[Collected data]
============

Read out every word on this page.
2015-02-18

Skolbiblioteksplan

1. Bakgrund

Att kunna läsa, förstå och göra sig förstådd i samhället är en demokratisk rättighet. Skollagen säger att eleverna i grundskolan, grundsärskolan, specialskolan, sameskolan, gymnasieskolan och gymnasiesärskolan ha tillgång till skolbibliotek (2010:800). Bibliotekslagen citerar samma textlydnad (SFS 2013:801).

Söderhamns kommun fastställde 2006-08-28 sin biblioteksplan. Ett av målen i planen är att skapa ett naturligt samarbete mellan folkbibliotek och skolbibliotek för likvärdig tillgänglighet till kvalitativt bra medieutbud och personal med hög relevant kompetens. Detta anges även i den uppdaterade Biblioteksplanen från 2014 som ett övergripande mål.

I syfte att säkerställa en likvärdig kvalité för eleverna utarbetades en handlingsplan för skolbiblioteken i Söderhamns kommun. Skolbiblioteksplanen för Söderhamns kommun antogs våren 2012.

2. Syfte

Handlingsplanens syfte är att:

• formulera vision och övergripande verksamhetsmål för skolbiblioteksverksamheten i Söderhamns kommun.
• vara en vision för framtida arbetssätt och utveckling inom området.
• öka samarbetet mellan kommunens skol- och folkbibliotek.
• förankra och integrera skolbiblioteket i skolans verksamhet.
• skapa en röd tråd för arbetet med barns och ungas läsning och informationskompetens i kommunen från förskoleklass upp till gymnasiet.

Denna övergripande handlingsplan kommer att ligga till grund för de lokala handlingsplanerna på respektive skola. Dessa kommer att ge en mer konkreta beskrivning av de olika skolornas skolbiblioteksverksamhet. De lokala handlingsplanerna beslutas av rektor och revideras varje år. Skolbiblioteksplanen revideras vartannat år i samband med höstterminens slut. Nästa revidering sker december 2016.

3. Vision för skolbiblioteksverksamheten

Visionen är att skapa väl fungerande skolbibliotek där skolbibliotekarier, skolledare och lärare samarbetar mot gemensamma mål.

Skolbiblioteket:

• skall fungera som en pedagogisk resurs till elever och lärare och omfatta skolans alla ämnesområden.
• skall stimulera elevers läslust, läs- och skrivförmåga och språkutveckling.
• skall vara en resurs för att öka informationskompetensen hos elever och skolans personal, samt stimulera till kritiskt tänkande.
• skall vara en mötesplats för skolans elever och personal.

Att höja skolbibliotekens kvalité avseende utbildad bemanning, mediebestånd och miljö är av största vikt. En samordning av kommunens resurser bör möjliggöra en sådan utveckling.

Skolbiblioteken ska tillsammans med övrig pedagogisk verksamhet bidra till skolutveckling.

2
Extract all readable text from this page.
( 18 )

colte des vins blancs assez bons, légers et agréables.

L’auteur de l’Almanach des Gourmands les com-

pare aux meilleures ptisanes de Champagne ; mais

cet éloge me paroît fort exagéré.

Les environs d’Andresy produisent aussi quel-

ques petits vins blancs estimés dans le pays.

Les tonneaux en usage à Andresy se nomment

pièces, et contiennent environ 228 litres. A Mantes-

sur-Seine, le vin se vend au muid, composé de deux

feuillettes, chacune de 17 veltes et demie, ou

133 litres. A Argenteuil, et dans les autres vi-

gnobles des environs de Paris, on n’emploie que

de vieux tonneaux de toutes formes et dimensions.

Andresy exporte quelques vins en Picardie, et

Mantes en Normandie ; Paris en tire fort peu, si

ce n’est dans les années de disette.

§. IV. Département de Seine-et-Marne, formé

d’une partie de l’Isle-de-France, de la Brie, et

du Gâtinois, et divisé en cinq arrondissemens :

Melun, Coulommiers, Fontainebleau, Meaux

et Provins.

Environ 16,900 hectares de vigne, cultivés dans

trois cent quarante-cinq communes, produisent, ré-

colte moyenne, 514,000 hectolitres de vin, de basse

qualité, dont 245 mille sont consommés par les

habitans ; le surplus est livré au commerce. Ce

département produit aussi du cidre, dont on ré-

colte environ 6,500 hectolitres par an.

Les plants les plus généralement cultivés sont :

============

■ Problem description ■
Note how many lines of the material contain the string "Mantes". Then report that number by itself.

■ Output for this exercise ■
2